>> start Extracted entries

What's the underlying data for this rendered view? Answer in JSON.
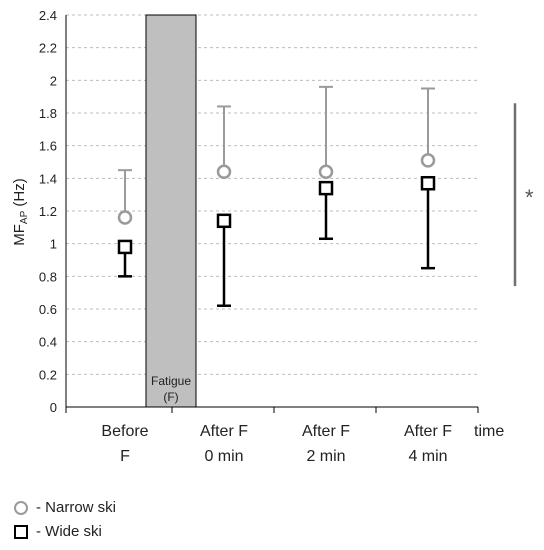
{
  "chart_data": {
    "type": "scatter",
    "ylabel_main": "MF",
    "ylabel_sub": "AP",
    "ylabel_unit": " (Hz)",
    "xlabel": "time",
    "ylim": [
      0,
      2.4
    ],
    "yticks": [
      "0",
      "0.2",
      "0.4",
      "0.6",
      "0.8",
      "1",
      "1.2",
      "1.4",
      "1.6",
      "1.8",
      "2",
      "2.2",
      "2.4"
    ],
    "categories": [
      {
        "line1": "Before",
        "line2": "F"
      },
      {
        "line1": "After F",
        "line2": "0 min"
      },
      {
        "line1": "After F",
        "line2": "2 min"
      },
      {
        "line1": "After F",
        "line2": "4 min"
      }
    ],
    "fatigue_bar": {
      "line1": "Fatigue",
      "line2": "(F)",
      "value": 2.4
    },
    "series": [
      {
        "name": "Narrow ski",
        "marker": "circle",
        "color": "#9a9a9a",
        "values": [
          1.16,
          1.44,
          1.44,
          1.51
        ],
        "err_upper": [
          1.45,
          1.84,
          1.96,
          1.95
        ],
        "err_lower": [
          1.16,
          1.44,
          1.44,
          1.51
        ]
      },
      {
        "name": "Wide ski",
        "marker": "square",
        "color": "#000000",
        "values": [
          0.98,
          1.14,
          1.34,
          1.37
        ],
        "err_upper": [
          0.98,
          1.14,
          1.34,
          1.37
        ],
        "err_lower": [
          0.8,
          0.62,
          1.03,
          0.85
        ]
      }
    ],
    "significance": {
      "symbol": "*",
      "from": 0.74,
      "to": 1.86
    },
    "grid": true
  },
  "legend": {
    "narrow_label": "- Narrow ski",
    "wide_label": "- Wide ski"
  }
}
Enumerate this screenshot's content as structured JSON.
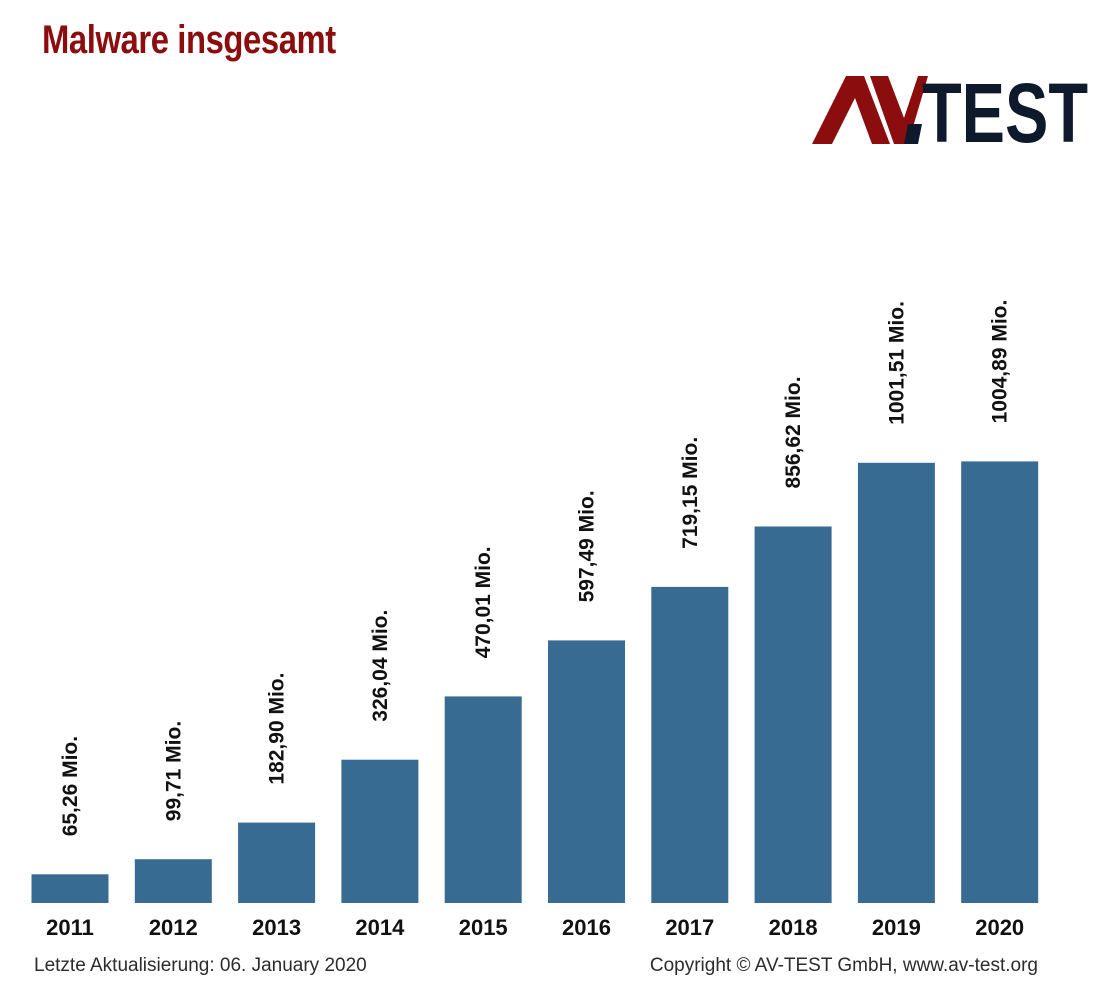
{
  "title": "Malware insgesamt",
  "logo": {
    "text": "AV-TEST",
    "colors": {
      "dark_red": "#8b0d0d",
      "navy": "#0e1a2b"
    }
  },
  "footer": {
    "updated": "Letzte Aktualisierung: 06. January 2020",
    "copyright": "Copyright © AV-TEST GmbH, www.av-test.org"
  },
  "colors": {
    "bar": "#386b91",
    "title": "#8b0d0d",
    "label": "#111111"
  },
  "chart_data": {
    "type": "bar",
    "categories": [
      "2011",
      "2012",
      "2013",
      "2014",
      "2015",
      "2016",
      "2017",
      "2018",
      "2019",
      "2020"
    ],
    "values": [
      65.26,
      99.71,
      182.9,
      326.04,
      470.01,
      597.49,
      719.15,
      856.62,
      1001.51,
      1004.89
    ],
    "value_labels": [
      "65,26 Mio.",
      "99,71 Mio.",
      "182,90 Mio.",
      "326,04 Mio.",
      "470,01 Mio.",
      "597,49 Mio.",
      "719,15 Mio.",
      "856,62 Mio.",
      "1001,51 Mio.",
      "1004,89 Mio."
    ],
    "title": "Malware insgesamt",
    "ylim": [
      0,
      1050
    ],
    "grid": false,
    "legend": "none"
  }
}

>> end Extracted entries
>> start Extracted entries

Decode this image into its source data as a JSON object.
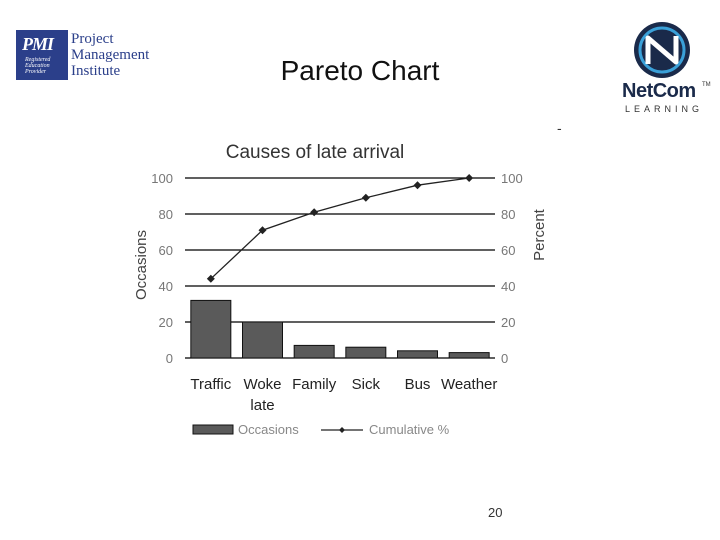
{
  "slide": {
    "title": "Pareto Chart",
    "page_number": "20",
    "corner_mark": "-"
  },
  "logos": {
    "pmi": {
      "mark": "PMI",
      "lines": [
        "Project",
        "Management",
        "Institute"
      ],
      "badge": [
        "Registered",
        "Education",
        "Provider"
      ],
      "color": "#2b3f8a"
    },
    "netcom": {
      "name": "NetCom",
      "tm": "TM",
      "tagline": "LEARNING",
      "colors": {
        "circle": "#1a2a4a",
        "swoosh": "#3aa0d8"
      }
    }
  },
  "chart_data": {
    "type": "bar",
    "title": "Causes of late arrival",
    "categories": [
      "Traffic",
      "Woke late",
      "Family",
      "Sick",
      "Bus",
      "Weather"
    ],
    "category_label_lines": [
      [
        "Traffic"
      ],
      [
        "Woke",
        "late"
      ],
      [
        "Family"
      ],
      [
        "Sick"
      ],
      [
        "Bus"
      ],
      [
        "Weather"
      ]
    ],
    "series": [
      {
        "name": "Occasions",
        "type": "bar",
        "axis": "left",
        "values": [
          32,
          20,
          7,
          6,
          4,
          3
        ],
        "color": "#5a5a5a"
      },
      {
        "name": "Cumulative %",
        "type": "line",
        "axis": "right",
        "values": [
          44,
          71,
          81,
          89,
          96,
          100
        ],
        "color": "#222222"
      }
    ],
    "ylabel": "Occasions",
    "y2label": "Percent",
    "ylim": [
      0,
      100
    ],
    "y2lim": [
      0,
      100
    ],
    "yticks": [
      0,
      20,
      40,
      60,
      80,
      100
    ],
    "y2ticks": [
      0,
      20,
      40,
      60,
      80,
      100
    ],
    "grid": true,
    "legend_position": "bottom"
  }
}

>> end Extracted entries
>> start Extracted entries

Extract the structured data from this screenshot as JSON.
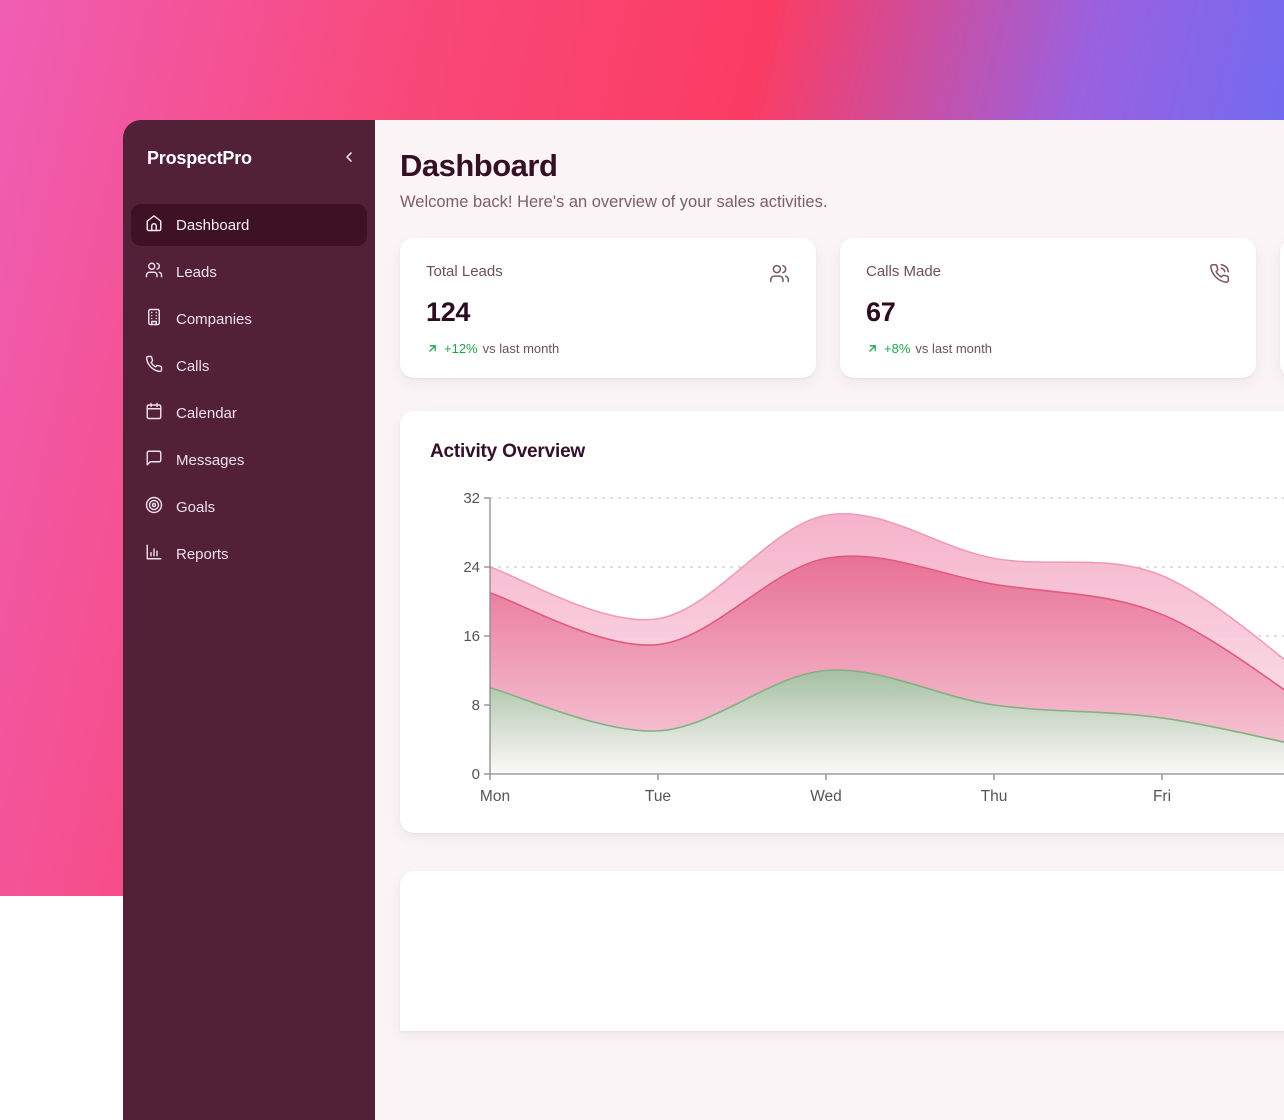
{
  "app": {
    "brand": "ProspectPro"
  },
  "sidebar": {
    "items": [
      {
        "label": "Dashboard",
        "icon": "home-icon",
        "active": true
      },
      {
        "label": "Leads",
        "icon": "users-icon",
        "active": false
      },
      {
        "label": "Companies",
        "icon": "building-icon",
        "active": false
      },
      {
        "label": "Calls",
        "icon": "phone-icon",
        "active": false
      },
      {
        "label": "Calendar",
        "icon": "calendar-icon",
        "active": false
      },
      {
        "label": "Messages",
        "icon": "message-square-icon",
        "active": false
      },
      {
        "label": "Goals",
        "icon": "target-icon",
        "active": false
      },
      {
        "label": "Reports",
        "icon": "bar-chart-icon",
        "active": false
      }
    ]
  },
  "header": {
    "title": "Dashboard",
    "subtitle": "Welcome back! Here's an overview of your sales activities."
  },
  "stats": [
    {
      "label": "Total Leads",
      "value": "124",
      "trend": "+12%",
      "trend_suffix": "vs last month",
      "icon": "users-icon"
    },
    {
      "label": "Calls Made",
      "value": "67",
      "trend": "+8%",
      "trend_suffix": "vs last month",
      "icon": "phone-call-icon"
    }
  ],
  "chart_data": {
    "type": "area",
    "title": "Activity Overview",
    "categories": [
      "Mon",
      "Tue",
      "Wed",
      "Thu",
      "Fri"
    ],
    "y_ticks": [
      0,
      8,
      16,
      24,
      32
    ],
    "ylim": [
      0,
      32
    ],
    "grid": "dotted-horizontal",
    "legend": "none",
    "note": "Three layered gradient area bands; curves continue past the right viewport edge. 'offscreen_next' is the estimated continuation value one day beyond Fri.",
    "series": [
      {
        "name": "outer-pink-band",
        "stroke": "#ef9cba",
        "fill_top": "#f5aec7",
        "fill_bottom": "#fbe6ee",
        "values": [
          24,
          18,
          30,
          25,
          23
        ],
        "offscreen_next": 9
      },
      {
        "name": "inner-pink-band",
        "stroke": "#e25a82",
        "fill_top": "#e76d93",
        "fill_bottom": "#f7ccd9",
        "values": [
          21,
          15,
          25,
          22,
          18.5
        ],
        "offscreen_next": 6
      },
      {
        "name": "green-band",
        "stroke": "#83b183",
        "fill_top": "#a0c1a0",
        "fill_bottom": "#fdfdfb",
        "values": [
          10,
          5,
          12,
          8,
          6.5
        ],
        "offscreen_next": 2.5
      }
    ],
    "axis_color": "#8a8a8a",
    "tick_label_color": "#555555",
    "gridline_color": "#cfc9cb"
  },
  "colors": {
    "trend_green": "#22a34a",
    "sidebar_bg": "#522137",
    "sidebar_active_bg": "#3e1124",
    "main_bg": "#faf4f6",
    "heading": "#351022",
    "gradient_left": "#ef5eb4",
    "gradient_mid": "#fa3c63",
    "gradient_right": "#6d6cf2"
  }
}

>> end Extracted entries

▶ _Prompt_: How many lines in the listing contain "TEST"? Answer with the number alone.

▶ _Finished answer_: 2